PROBLEM DETAILS - In full and without deviation, write out the entries that follow.

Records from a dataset
##########
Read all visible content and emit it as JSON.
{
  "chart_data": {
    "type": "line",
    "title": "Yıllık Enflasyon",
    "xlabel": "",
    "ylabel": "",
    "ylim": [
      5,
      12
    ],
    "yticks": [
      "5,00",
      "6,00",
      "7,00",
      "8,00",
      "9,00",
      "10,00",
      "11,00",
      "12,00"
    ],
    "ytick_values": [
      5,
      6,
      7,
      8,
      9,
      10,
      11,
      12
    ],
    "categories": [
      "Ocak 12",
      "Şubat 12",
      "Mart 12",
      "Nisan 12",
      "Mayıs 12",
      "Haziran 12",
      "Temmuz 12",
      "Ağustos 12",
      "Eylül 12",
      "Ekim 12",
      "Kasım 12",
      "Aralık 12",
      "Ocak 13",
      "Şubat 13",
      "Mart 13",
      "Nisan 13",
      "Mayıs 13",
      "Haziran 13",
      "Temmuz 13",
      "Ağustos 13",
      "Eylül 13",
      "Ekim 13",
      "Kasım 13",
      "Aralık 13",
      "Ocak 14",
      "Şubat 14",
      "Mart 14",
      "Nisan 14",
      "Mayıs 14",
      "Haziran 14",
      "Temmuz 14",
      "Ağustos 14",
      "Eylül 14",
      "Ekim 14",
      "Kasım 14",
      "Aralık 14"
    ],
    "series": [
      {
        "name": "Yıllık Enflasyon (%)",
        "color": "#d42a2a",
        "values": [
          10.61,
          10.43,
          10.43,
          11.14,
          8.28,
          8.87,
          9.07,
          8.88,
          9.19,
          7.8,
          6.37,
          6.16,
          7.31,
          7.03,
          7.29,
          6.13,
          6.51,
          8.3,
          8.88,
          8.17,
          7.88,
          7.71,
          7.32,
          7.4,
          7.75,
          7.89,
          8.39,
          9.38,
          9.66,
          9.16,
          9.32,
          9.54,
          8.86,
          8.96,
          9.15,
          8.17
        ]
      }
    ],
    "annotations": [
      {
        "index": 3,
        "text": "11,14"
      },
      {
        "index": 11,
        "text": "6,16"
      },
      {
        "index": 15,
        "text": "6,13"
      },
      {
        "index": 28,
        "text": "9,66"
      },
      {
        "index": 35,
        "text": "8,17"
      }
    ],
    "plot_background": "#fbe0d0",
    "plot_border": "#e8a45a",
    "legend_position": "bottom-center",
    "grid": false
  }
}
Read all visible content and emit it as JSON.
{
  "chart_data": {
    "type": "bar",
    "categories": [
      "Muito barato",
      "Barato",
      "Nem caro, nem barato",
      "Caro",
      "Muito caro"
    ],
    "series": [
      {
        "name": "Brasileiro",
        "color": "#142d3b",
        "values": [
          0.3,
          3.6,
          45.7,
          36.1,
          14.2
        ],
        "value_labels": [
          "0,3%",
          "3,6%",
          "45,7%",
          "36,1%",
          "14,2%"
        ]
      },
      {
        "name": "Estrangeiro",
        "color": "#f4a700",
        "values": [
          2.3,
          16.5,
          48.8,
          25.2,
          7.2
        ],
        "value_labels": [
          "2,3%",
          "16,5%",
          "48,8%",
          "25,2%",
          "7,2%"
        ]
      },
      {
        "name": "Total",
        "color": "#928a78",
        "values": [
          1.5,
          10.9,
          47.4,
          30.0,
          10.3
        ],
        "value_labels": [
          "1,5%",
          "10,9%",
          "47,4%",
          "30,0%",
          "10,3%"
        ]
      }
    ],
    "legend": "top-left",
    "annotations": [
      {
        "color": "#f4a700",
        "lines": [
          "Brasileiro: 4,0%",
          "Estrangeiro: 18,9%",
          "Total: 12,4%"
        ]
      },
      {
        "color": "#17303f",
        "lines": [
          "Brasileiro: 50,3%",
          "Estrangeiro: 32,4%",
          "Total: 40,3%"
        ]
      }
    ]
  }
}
##########
EXERCISE RESULT -
Read all visible content and emit it as JSON.
{
  "chart_data": {
    "type": "line",
    "title": "Yıllık Enflasyon",
    "xlabel": "",
    "ylabel": "",
    "ylim": [
      5,
      12
    ],
    "yticks": [
      "5,00",
      "6,00",
      "7,00",
      "8,00",
      "9,00",
      "10,00",
      "11,00",
      "12,00"
    ],
    "ytick_values": [
      5,
      6,
      7,
      8,
      9,
      10,
      11,
      12
    ],
    "categories": [
      "Ocak 12",
      "Şubat 12",
      "Mart 12",
      "Nisan 12",
      "Mayıs 12",
      "Haziran 12",
      "Temmuz 12",
      "Ağustos 12",
      "Eylül 12",
      "Ekim 12",
      "Kasım 12",
      "Aralık 12",
      "Ocak 13",
      "Şubat 13",
      "Mart 13",
      "Nisan 13",
      "Mayıs 13",
      "Haziran 13",
      "Temmuz 13",
      "Ağustos 13",
      "Eylül 13",
      "Ekim 13",
      "Kasım 13",
      "Aralık 13",
      "Ocak 14",
      "Şubat 14",
      "Mart 14",
      "Nisan 14",
      "Mayıs 14",
      "Haziran 14",
      "Temmuz 14",
      "Ağustos 14",
      "Eylül 14",
      "Ekim 14",
      "Kasım 14",
      "Aralık 14"
    ],
    "series": [
      {
        "name": "Yıllık Enflasyon (%)",
        "color": "#d42a2a",
        "values": [
          10.61,
          10.43,
          10.43,
          11.14,
          8.28,
          8.87,
          9.07,
          8.88,
          9.19,
          7.8,
          6.37,
          6.16,
          7.31,
          7.03,
          7.29,
          6.13,
          6.51,
          8.3,
          8.88,
          8.17,
          7.88,
          7.71,
          7.32,
          7.4,
          7.75,
          7.89,
          8.39,
          9.38,
          9.66,
          9.16,
          9.32,
          9.54,
          8.86,
          8.96,
          9.15,
          8.17
        ]
      }
    ],
    "annotations": [
      {
        "index": 3,
        "text": "11,14"
      },
      {
        "index": 11,
        "text": "6,16"
      },
      {
        "index": 15,
        "text": "6,13"
      },
      {
        "index": 28,
        "text": "9,66"
      },
      {
        "index": 35,
        "text": "8,17"
      }
    ],
    "plot_background": "#fbe0d0",
    "plot_border": "#e8a45a",
    "legend_position": "bottom-center",
    "grid": false
  }
}
Read all visible content and emit it as JSON.
{
  "chart_data": {
    "type": "bar",
    "categories": [
      "Muito barato",
      "Barato",
      "Nem caro, nem barato",
      "Caro",
      "Muito caro"
    ],
    "series": [
      {
        "name": "Brasileiro",
        "color": "#142d3b",
        "values": [
          0.3,
          3.6,
          45.7,
          36.1,
          14.2
        ],
        "value_labels": [
          "0,3%",
          "3,6%",
          "45,7%",
          "36,1%",
          "14,2%"
        ]
      },
      {
        "name": "Estrangeiro",
        "color": "#f4a700",
        "values": [
          2.3,
          16.5,
          48.8,
          25.2,
          7.2
        ],
        "value_labels": [
          "2,3%",
          "16,5%",
          "48,8%",
          "25,2%",
          "7,2%"
        ]
      },
      {
        "name": "Total",
        "color": "#928a78",
        "values": [
          1.5,
          10.9,
          47.4,
          30.0,
          10.3
        ],
        "value_labels": [
          "1,5%",
          "10,9%",
          "47,4%",
          "30,0%",
          "10,3%"
        ]
      }
    ],
    "legend": "top-left",
    "annotations": [
      {
        "color": "#f4a700",
        "lines": [
          "Brasileiro: 4,0%",
          "Estrangeiro: 18,9%",
          "Total: 12,4%"
        ]
      },
      {
        "color": "#17303f",
        "lines": [
          "Brasileiro: 50,3%",
          "Estrangeiro: 32,4%",
          "Total: 40,3%"
        ]
      }
    ]
  }
}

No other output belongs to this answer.